## [TASK REQUIREMENTS]
Give all of the lines again, with nothing added or dropped.

## [INFORMATION PROVIDED]

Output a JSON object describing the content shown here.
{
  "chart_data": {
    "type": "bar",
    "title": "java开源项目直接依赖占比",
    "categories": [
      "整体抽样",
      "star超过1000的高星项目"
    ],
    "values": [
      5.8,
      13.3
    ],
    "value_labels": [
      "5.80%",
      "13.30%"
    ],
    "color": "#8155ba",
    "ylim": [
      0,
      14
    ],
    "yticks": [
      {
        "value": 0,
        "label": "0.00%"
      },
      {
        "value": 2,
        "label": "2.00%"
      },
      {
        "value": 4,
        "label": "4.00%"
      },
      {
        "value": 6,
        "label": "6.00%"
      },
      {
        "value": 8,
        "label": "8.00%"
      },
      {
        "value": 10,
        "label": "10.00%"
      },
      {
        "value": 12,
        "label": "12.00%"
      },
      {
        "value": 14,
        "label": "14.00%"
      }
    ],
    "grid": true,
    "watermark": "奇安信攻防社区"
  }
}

## [ANSWER]
Output a JSON object describing the content shown here.
{
  "chart_data": {
    "type": "bar",
    "title": "java开源项目直接依赖占比",
    "categories": [
      "整体抽样",
      "star超过1000的高星项目"
    ],
    "values": [
      5.8,
      13.3
    ],
    "value_labels": [
      "5.80%",
      "13.30%"
    ],
    "color": "#8155ba",
    "ylim": [
      0,
      14
    ],
    "yticks": [
      {
        "value": 0,
        "label": "0.00%"
      },
      {
        "value": 2,
        "label": "2.00%"
      },
      {
        "value": 4,
        "label": "4.00%"
      },
      {
        "value": 6,
        "label": "6.00%"
      },
      {
        "value": 8,
        "label": "8.00%"
      },
      {
        "value": 10,
        "label": "10.00%"
      },
      {
        "value": 12,
        "label": "12.00%"
      },
      {
        "value": 14,
        "label": "14.00%"
      }
    ],
    "grid": true,
    "watermark": "奇安信攻防社区"
  }
}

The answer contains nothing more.